> **Aim**:
Find and copy each line of the records where the string "close" shows up.

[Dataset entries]

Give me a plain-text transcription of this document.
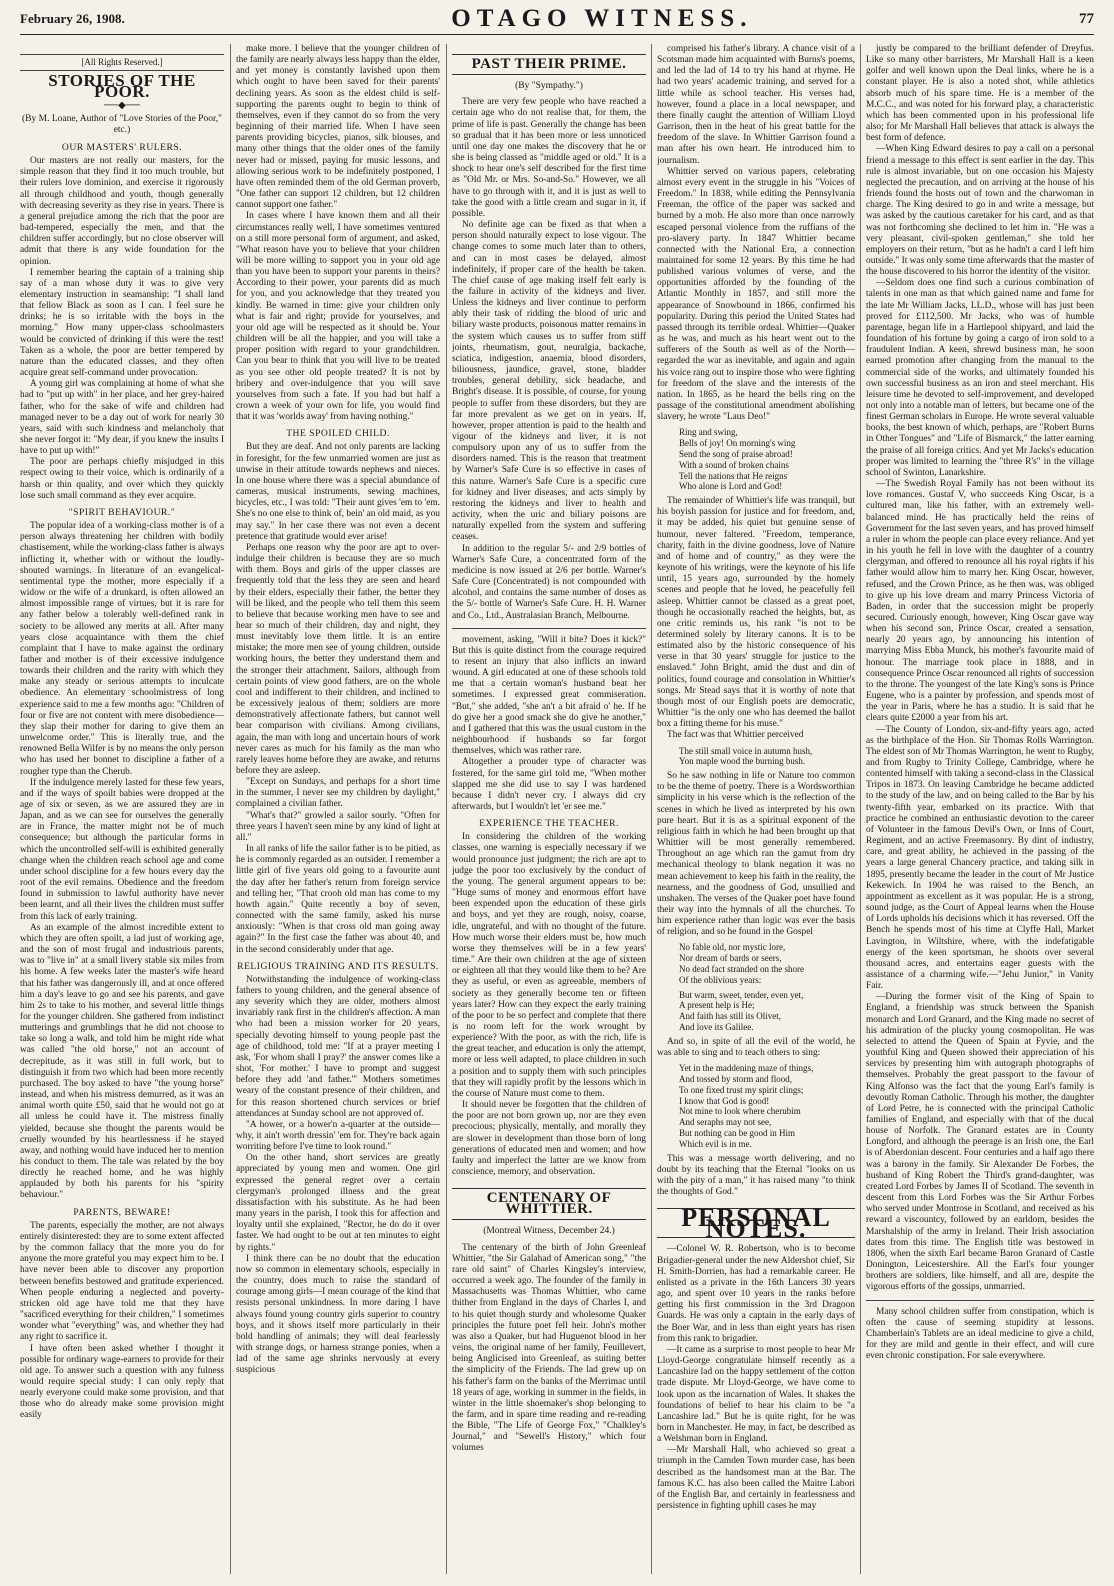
February 26, 1908.	OTAGO WITNESS.	77
[All Rights Reserved.]
STORIES OF THE POOR.
──◆──
(By M. Loane, Author of "Love Stories of the Poor," etc.)
OUR MASTERS' RULERS.

Our masters are not really our masters, for the simple reason that they find it too much trouble, but their rulers love dominion, and exercise it rigorously all through childhood and youth, though generally with decreasing severity as they rise in years. There is a general prejudice among the rich that the poor are bad-tempered, especially the men, and that the children suffer accordingly, but no close observer will admit that there is any wide foundation for the opinion.

I remember hearing the captain of a training ship say of a man whose duty it was to give very elementary instruction in seamanship: "I shall land that fellow Black as soon as I can. I feel sure he drinks; he is so irritable with the boys in the morning." How many upper-class schoolmasters would be convicted of drinking if this were the test! Taken as a whole, the poor are better tempered by nature than the educated classes, and they often acquire great self-command under provocation.

A young girl was complaining at home of what she had to "put up with" in her place, and her grey-haired father, who for the sake of wife and children had managed never to be a day out of work for nearly 30 years, said with such kindness and melancholy that she never forgot it: "My dear, if you knew the insults I have to put up with!"

The poor are perhaps chiefly misjudged in this respect owing to their voice, which is ordinarily of a harsh or thin quality, and over which they quickly lose such small command as they ever acquire.

"SPIRIT BEHAVIOUR."

The popular idea of a working-class mother is of a person always threatening her children with bodily chastisement, while the working-class father is always inflicting it, whether with or without the loudly-shouted warnings. In literature of an evangelical-sentimental type the mother, more especially if a widow or the wife of a drunkard, is often allowed an almost impossible range of virtues, but it is rare for any father below a tolerably well-defined rank in society to be allowed any merits at all. After many years close acquaintance with them the chief complaint that I have to make against the ordinary father and mother is of their excessive indulgence towards their children and the rarity with which they make any steady or serious attempts to inculcate obedience. An elementary schoolmistress of long experience said to me a few months ago: "Children of four or five are not content with mere disobedience—they slap their mother for daring to give them an unwelcome order." This is literally true, and the renowned Bella Wilfer is by no means the only person who has used her bonnet to discipline a father of a rougher type than the Cherub.

If the indulgence merely lasted for these few years, and if the ways of spoilt babies were dropped at the age of six or seven, as we are assured they are in Japan, and as we can see for ourselves the generally are in France, the matter might not be of much consequence; but although the particular forms in which the uncontrolled self-will is exhibited generally change when the children reach school age and come under school discipline for a few hours every day the root of the evil remains. Obedience and the freedom found in submission to lawful authority have never been learnt, and all their lives the children must suffer from this lack of early training.

As an example of the almost incredible extent to which they are often spoilt, a lad just of working age, and the son of most frugal and industrious parents, was to "live in" at a small livery stable six miles from his home. A few weeks later the master's wife heard that his father was dangerously ill, and at once offered him a day's leave to go and see his parents, and gave him 2s to take to his mother, and several little things for the younger children. She gathered from indistinct mutterings and grumblings that he did not choose to take so long a walk, and told him he might ride what was called "the old horse," not an account of decrepitude, as it was still in full work, but to distinguish it from two which had been more recently purchased. The boy asked to have "the young horse" instead, and when his mistress demurred, as it was an animal worth quite £50, said that he would not go at all unless he could have it. The mistress finally yielded, because she thought the parents would be cruelly wounded by his heartlessness if he stayed away, and nothing would have induced her to mention his conduct to them. The tale was related by the boy directly he reached home, and he was highly applauded by both his parents for his "spirity behaviour."

PARENTS, BEWARE!

The parents, especially the mother, are not always entirely disinterested: they are to some extent affected by the common fallacy that the more you do for anyone the more grateful you may expect him to be. I have never been able to discover any proportion between benefits bestowed and gratitude experienced. When people enduring a neglected and poverty-stricken old age have told me that they have "sacrificed everything for their children," I sometimes wonder what "everything" was, and whether they had any right to sacrifice it.

I have often been asked whether I thought it possible for ordinary wage-earners to provide for their old age. To answer such a question with any fulness would require special study: I can only reply that nearly everyone could make some provision, and that those who do already make some provision might easily

make more. I believe that the younger children of the family are nearly always less happy than the elder, and yet money is constantly lavished upon them which ought to have been saved for their parents' declining years. As soon as the eldest child is self-supporting the parents ought to begin to think of themselves, even if they cannot do so from the very beginning of their married life. When I have seen parents providing bicycles, pianos, silk blouses, and many other things that the older ones of the family never had or missed, paying for music lessons, and allowing serious work to be indefinitely postponed, I have often reminded them of the old German proverb, "One father can support 12 children, but 12 children cannot support one father."

In cases where I have known them and all their circumstances really well, I have sometimes ventured on a still more personal form of argument, and asked, "What reason have you to believe that your children will be more willing to support you in your old age than you have been to support your parents in theirs? According to their power, your parents did as much for you, and you acknowledge that they treated you kindly. Be warned in time: give your children only what is fair and right; provide for yourselves, and your old age will be respected as it should be. Your children will be all the happier, and you will take a proper position with regard to your grandchildren. Can you bear to think that you will live to be treated as you see other old people treated? It is not by bribery and over-indulgence that you will save yourselves from such a fate. If you had but half a crown a week of your own for life, you would find that it was 'worlds away' from having nothing."

THE SPOILED CHILD.

But they are deaf. And not only parents are lacking in foresight, for the few unmarried women are just as unwise in their attitude towards nephews and nieces. In one house where there was a special abundance of cameras, musical instruments, sewing machines, bicycles, etc., I was told: "Their aunt gives 'em to 'em. She's no one else to think of, bein' an old maid, as you may say." In her case there was not even a decent pretence that gratitude would ever arise!

Perhaps one reason why the poor are apt to over-indulge their children is because they are so much with them. Boys and girls of the upper classes are frequently told that the less they are seen and heard by their elders, especially their father, the better they will be liked, and the people who tell them this seem to believe that because working men have to see and hear so much of their children, day and night, they must inevitably love them little. It is an entire mistake; the more men see of young children, outside working hours, the better they understand them and the stronger their attachment. Sailors, although from certain points of view good fathers, are on the whole cool and indifferent to their children, and inclined to be excessively jealous of them; soldiers are more demonstratively affectionate fathers, but cannot well bear comparison with civilians. Among civilians, again, the man with long and uncertain hours of work never cares as much for his family as the man who rarely leaves home before they are awake, and returns before they are asleep.

"Except on Sundays, and perhaps for a short time in the summer, I never see my children by daylight," complained a civilian father.

"What's that?" growled a sailor sourly. "Often for three years I haven't seen mine by any kind of light at all."

In all ranks of life the sailor father is to be pitied, as he is commonly regarded as an outsider. I remember a little girl of five years old going to a favourite aunt the day after her father's return from foreign service and telling her, "That crooh old man has come to my howth again." Quite recently a boy of seven, connected with the same family, asked his nurse anxiously: "When is that cross old man going away again?" In the first case the father was about 40, and in the second considerably under that age.

RELIGIOUS TRAINING AND ITS RESULTS.

Notwithstanding the indulgence of working-class fathers to young children, and the general absence of any severity which they are older, mothers almost invariably rank first in the children's affection. A man who had been a mission worker for 20 years, specially devoting himself to young people past the age of childhood, told me: "If at a prayer meeting I ask, 'For whom shall I pray?' the answer comes like a shot, 'For mother.' I have to prompt and suggest before they add 'and father.'" Mothers sometimes weary of the constant presence of their children, and for this reason shortened church services or brief attendances at Sunday school are not approved of.

"A hower, or a hower'n a-quarter at the outside—why, it ain't worth dressin' 'em for. They're back again worriting before I've time to look round."

On the other hand, short services are greatly appreciated by young men and women. One girl expressed the general regret over a certain clergyman's prolonged illness and the great dissatisfaction with his substitute. As he had been many years in the parish, I took this for affection and loyalty until she explained, "Rector, he do do it over faster. We had ought to be out at ten minutes to eight by rights."

I think there can be no doubt that the education now so common in elementary schools, especially in the country, does much to raise the standard of courage among girls—I mean courage of the kind that resists personal unkindness. In more daring I have always found young country girls superior to country boys, and it shows itself more particularly in their bold handling of animals; they will deal fearlessly with strange dogs, or harness strange ponies, when a lad of the same age shrinks nervously at every suspicious

PAST THEIR PRIME.
(By "Sympathy.")

There are very few people who have reached a certain age who do not realise that, for them, the prime of life is past. Generally the change has been so gradual that it has been more or less unnoticed until one day one makes the discovery that he or she is being classed as "middle aged or old." It is a shock to hear one's self described for the first time as "Old Mr. or Mrs. So-and-So." However, we all have to go through with it, and it is just as well to take the good with a little cream and sugar in it, if possible.

No definite age can be fixed as that when a person should naturally expect to lose vigour. The change comes to some much later than to others, and can in most cases be delayed, almost indefinitely, if proper care of the health be taken. The chief cause of age making itself felt early is the failure in activity of the kidneys and liver. Unless the kidneys and liver continue to perform ably their task of ridding the blood of uric and biliary waste products, poisonous matter remains in the system which causes us to suffer from stiff joints, rheumatism, gout, neuralgia, backache, sciatica, indigestion, anaemia, blood disorders, biliousness, jaundice, gravel, stone, bladder troubles, general debility, sick headache, and Bright's disease. It is possible, of course, for young people to suffer from these disorders, but they are far more prevalent as we get on in years. If, however, proper attention is paid to the health and vigour of the kidneys and liver, it is not compulsory upon any of us to suffer from the disorders named. This is the reason that treatment by Warner's Safe Cure is so effective in cases of this nature. Warner's Safe Cure is a specific cure for kidney and liver diseases, and acts simply by restoring the kidneys and liver to health and activity, when the uric and biliary poisons are naturally expelled from the system and suffering ceases.

In addition to the regular 5/- and 2/9 bottles of Warner's Safe Cure, a concentrated form of the medicine is now issued at 2/6 per bottle. Warner's Safe Cure (Concentrated) is not compounded with alcohol, and contains the same number of doses as the 5/- bottle of Warner's Safe Cure. H. H. Warner and Co., Ltd., Australasian Branch, Melbourne.

movement, asking, "Will it bite? Does it kick?" But this is quite distinct from the courage required to resent an injury that also inflicts an inward wound. A girl educated at one of these schools told me that a certain woman's husband beat her sometimes. I expressed great commiseration. "But," she added, "she an't a bit afraid o' he. If he do give her a good smack she do give he another," and I gathered that this was the usual custom in the neighbourhood if husbands so far forgot themselves, which was rather rare.

Altogether a prouder type of character was fostered, for the same girl told me, "When mother slapped me she did use to say I was hardened because I didn't never cry. I always did cry afterwards, but I wouldn't let 'er see me."

EXPERIENCE THE TEACHER.

In considering the children of the working classes, one warning is especially necessary if we would pronounce just judgment; the rich are apt to judge the poor too exclusively by the conduct of the young. The general argument appears to be: "Huge sums of money and enormous effort have been expended upon the education of these girls and boys, and yet they are rough, noisy, coarse, idle, ungrateful, and with no thought of the future. How much worse their elders must be, how much worse they themselves will be in a few years' time." Are their own children at the age of sixteen or eighteen all that they would like them to be? Are they as useful, or even as agreeable, members of society as they generally become ten or fifteen years later? How can they expect the early training of the poor to be so perfect and complete that there is no room left for the work wrought by experience? With the poor, as with the rich, life is the great teacher, and education is only the attempt, more or less well adapted, to place children in such a position and to supply them with such principles that they will rapidly profit by the lessons which in the course of Nature must come to them.

It should never be forgotten that the children of the poor are not born grown up, nor are they even precocious; physically, mentally, and morally they are slower in development than those born of long generations of educated men and women; and how faulty and imperfect the latter are we know from conscience, memory, and observation.

CENTENARY OF WHITTIER.
(Montreal Witness, December 24.)

The centenary of the birth of John Greenleaf Whittier, "the Sir Galahad of American song," "the rare old saint" of Charles Kingsley's interview, occurred a week ago. The founder of the family in Massachusetts was Thomas Whittier, who came thither from England in the days of Charles I, and to his quiet though sturdy and wholesome Quaker principles the future poet fell heir. John's mother was also a Quaker, but had Huguenot blood in her veins, the original name of her family, Feuillevert, being Anglicised into Greenleaf, as suiting better the simplicity of the Friends. The lad grew up on his father's farm on the banks of the Merrimac until 18 years of age, working in summer in the fields, in winter in the little shoemaker's shop belonging to the farm, and in spare time reading and re-reading the Bible, "The Life of George Fox," "Chalkley's Journal," and "Sewell's History," which four volumes

comprised his father's library. A chance visit of a Scotsman made him acquainted with Burns's poems, and led the lad of 14 to try his hand at rhyme. He had two years' academic training, and served for a little while as school teacher. His verses had, however, found a place in a local newspaper, and there finally caught the attention of William Lloyd Garrison, then in the heat of his great battle for the freedom of the slave. In Whittier Garrison found a man after his own heart. He introduced him to journalism.

Whittier served on various papers, celebrating almost every event in the struggle in his "Voices of Freedom." In 1838, while editing the Pennsylvania Freeman, the office of the paper was sacked and burned by a mob. He also more than once narrowly escaped personal violence from the ruffians of the pro-slavery party. In 1847 Whittier became connected with the National Era, a connection maintained for some 12 years. By this time he had published various volumes of verse, and the opportunities afforded by the founding of the Atlantic Monthly in 1857, and still more the appearance of Snowbound in 1866, confirmed his popularity. During this period the United States had passed through its terrible ordeal. Whittier—Quaker as he was, and much as his heart went out to the sufferers of the South as well as of the North—regarded the war as inevitable, and again and again his voice rang out to inspire those who were fighting for freedom of the slave and the interests of the nation. In 1865, as he heard the bells ring on the passage of the constitutional amendment abolishing slavery, he wrote "Laus Deo!"

Ring and swing,
Bells of joy! On morning's wing
Send the song of praise abroad!
With a sound of broken chains
Tell the nations that He reigns
Who alone is Lord and God!

The remainder of Whittier's life was tranquil, but his boyish passion for justice and for freedom, and, it may be added, his quiet but genuine sense of humour, never faltered. "Freedom, temperance, charity, faith in the divine goodness, love of Nature and of home and of country," as they were the keynote of his writings, were the keynote of his life until, 15 years ago, surrounded by the homely scenes and people that he loved, he peacefully fell asleep. Whittier cannot be classed as a great poet, though he occasionally reached the heights, but, as one critic reminds us, his rank "is not to be determined solely by literary canons. It is to be estimated also by the historic consequence of his verse in that 30 years' struggle for justice to the enslaved." John Bright, amid the dust and din of politics, found courage and consolation in Whittier's songs. Mr Stead says that it is worthy of note that though most of our English poets are democratic, Whittier "is the only one who has deemed the ballot box a fitting theme for his muse."

The fact was that Whittier perceived

The still small voice in autumn hush,
Yon maple wood the burning bush.

So he saw nothing in life or Nature too common to be the theme of poetry. There is a Wordsworthian simplicity in his verse which is the reflection of the scenes in which he lived as interpreted by his own pure heart. But it is as a spiritual exponent of the religious faith in which he had been brought up that Whittier will be most generally remembered. Throughout an age which ran the gamut from dry mechanical theology to blank negation it was no mean achievement to keep his faith in the reality, the nearness, and the goodness of God, unsullied and unshaken. The verses of the Quaker poet have found their way into the hymnals of all the churches. To him experience rather than logic was ever the basis of religion, and so he found in the Gospel

No fable old, nor mystic lore,
Nor dream of bards or seers,
No dead fact stranded on the shore
Of the oblivious years:
But warm, sweet, tender, even yet,
A present help is He;
And faith has still its Olivet,
And love its Galilee.

And so, in spite of all the evil of the world, he was able to sing and to teach others to sing:

Yet in the maddening maze of things,
And tossed by storm and flood,
To one fixed trust my spirit clings;
I know that God is good!
Not mine to look where cherubim
And seraphs may not see,
But nothing can be good in Him
Which evil is in me.

This was a message worth delivering, and no doubt by its teaching that the Eternal "looks on us with the pity of a man," it has raised many "to think the thoughts of God."

PERSONAL NOTES.

—Colonel W. R. Robertson, who is to become Brigadier-general under the new Aldershot chief, Sir H. Smith-Dorrien, has had a remarkable career. He enlisted as a private in the 16th Lancers 30 years ago, and spent over 10 years in the ranks before getting his first commission in the 3rd Dragoon Guards. He was only a captain in the early days of the Boer War, and in less than eight years has risen from this rank to brigadier.

—It came as a surprise to most people to hear Mr Lloyd-George congratulate himself recently as a Lancashire lad on the happy settlement of the cotton trade dispute. Mr Lloyd-George, we have come to look upon as the incarnation of Wales. It shakes the foundations of belief to hear his claim to be "a Lancashire lad." But he is quite right, for he was born in Manchester. He may, in fact, be described as a Welshman born in England.

—Mr Marshall Hall, who achieved so great a triumph in the Camden Town murder case, has been described as the handsomest man at the Bar. The famous K.C. has also been called the Maitre Labori of the English Bar, and certainly in fearlessness and persistence in fighting uphill cases he may

justly be compared to the brilliant defender of Dreyfus. Like so many other barristers, Mr Marshall Hall is a keen golfer and well known upon the Deal links, where he is a constant player. He is also a noted shot, while athletics absorb much of his spare time. He is a member of the M.C.C., and was noted for his forward play, a characteristic which has been commented upon in his professional life also; for Mr Marshall Hall believes that attack is always the best form of defence.

—When King Edward desires to pay a call on a personal friend a message to this effect is sent earlier in the day. This rule is almost invariable, but on one occasion his Majesty neglected the precaution, and on arriving at the house of his friends found the hosts out of town and the charwoman in charge. The King desired to go in and write a message, but was asked by the cautious caretaker for his card, and as that was not forthcoming she declined to let him in. "He was a very pleasant, civil-spoken gentleman," she told her employers on their return, "but as he hadn't a card I left him outside." It was only some time afterwards that the master of the house discovered to his horror the identity of the visitor.

—Seldom does one find such a curious combination of talents in one man as that which gained name and fame for the late Mr William Jacks, LL.D., whose will has just been proved for £112,500. Mr Jacks, who was of humble parentage, began life in a Hartlepool shipyard, and laid the foundation of his fortune by going a cargo of iron sold to a fraudulent Indian. A keen, shrewd business man, he soon earned promotion after changing from the manual to the commercial side of the works, and ultimately founded his own successful business as an iron and steel merchant. His leisure time he devoted to self-improvement, and developed not only into a notable man of letters, but became one of the finest German scholars in Europe. He wrote several valuable books, the best known of which, perhaps, are "Robert Burns in Other Tongues" and "Life of Bismarck," the latter earning the praise of all foreign critics. And yet Mr Jacks's education proper was limited to learning the "three R's" in the village school of Swinton, Lanarkshire.

—The Swedish Royal Family has not been without its love romances. Gustaf V, who succeeds King Oscar, is a cultured man, like his father, with an extremely well-balanced mind. He has practically held the reins of Government for the last seven years, and has proved himself a ruler in whom the people can place every reliance. And yet in his youth he fell in love with the daughter of a country clergyman, and offered to renounce all his royal rights if his father would allow him to marry her. King Oscar, however, refused, and the Crown Prince, as he then was, was obliged to give up his love dream and marry Princess Victoria of Baden, in order that the succession might be properly secured. Curiously enough, however, King Oscar gave way when his second son, Prince Oscar, created a sensation, nearly 20 years ago, by announcing his intention of marrying Miss Ebba Munck, his mother's favourite maid of honour. The marriage took place in 1888, and in consequence Prince Oscar renounced all rights of succession to the throne. The youngest of the late King's sons is Prince Eugene, who is a painter by profession, and spends most of the year in Paris, where he has a studio. It is said that he clears quite £2000 a year from his art.

—The County of London, six-and-fifty years ago, acted as the birthplace of the Hon. Sir Thomas Rolls Warrington. The eldest son of Mr Thomas Warrington, he went to Rugby, and from Rugby to Trinity College, Cambridge, where he contented himself with taking a second-class in the Classical Tripos in 1873. On leaving Cambridge he became addicted to the study of the law, and on being called to the Bar by his twenty-fifth year, embarked on its practice. With that practice he combined an enthusiastic devotion to the career of Volunteer in the famous Devil's Own, or Inns of Court, Regiment, and an active Freemasonry. By dint of industry, care, and great ability, he achieved in the passing of the years a large general Chancery practice, and taking silk in 1895, presently became the leader in the court of Mr Justice Kekewich. In 1904 he was raised to the Bench, an appointment as excellent as it was popular. He is a strong, sound judge, as the Court of Appeal learns when the House of Lords upholds his decisions which it has reversed. Off the Bench he spends most of his time at Clyffe Hall, Market Lavington, in Wiltshire, where, with the indefatigable energy of the keen sportsman, he shoots over several thousand acres, and entertains eager guests with the assistance of a charming wife.—"Jehu Junior," in Vanity Fair.

—During the former visit of the King of Spain to England, a friendship was struck between the Spanish monarch and Lord Granard, and the King made no secret of his admiration of the plucky young cosmopolitan. He was selected to attend the Queen of Spain at Fyvie, and the youthful King and Queen showed their appreciation of his services by presenting him with autograph photographs of themselves. Probably the great passport to the favour of King Alfonso was the fact that the young Earl's family is devoutly Roman Catholic. Through his mother, the daughter of Lord Petre, he is connected with the principal Catholic families of England, and especially with that of the ducal house of Norfolk. The Granard estates are in County Longford, and although the peerage is an Irish one, the Earl is of Aberdonian descent. Four centuries and a half ago there was a barony in the family. Sir Alexander De Forbes, the husband of King Robert the Third's grand-daughter, was created Lord Forbes by James II of Scotland. The seventh in descent from this Lord Forbes was the Sir Arthur Forbes who served under Montrose in Scotland, and received as his reward a viscountcy, followed by an earldom, besides the Marshalship of the army in Ireland. Their Irish association dates from this time. The English title was bestowed in 1806, when the sixth Earl became Baron Granard of Castle Donington, Leicestershire. All the Earl's four younger brothers are soldiers, like himself, and all are, despite the vigorous efforts of the gossips, unmarried.

Many school children suffer from constipation, which is often the cause of seeming stupidity at lessons. Chamberlain's Tablets are an ideal medicine to give a child, for they are mild and gentle in their effect, and will cure even chronic constipation. For sale everywhere.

> **The output**:
Our masters are not really our masters, for the simple reason that they find it too much trouble, but their rulers love dominion, and exercise it rigorously all through childhood and youth, though generally with decreasing severity as they rise in years. There is a general prejudice among the rich that the poor are bad-tempered, especially the men, and that the children suffer accordingly, but no close observer will admit that there is any wide foundation for the opinion.
The popular idea of a working-class mother is of a person always threatening her children with bodily chastisement, while the working-class father is always inflicting it, whether with or without the loudly-shouted warnings. In literature of an evangelical-sentimental type the mother, more especially if a widow or the wife of a drunkard, is often allowed an almost impossible range of virtues, but it is rare for any father below a tolerably well-defined rank in society to be allowed any merits at all. After many years close acquaintance with them the chief complaint that I have to make against the ordinary father and mother is of their excessive indulgence towards their children and the rarity with which they make any steady or serious attempts to inculcate obedience. An elementary schoolmistress of long experience said to me a few months ago: "Children of four or five are not content with mere disobedience—they slap their mother for daring to give them an unwelcome order." This is literally true, and the renowned Bella Wilfer is by no means the only person who has used her bonnet to discipline a father of a rougher type than the Cherub.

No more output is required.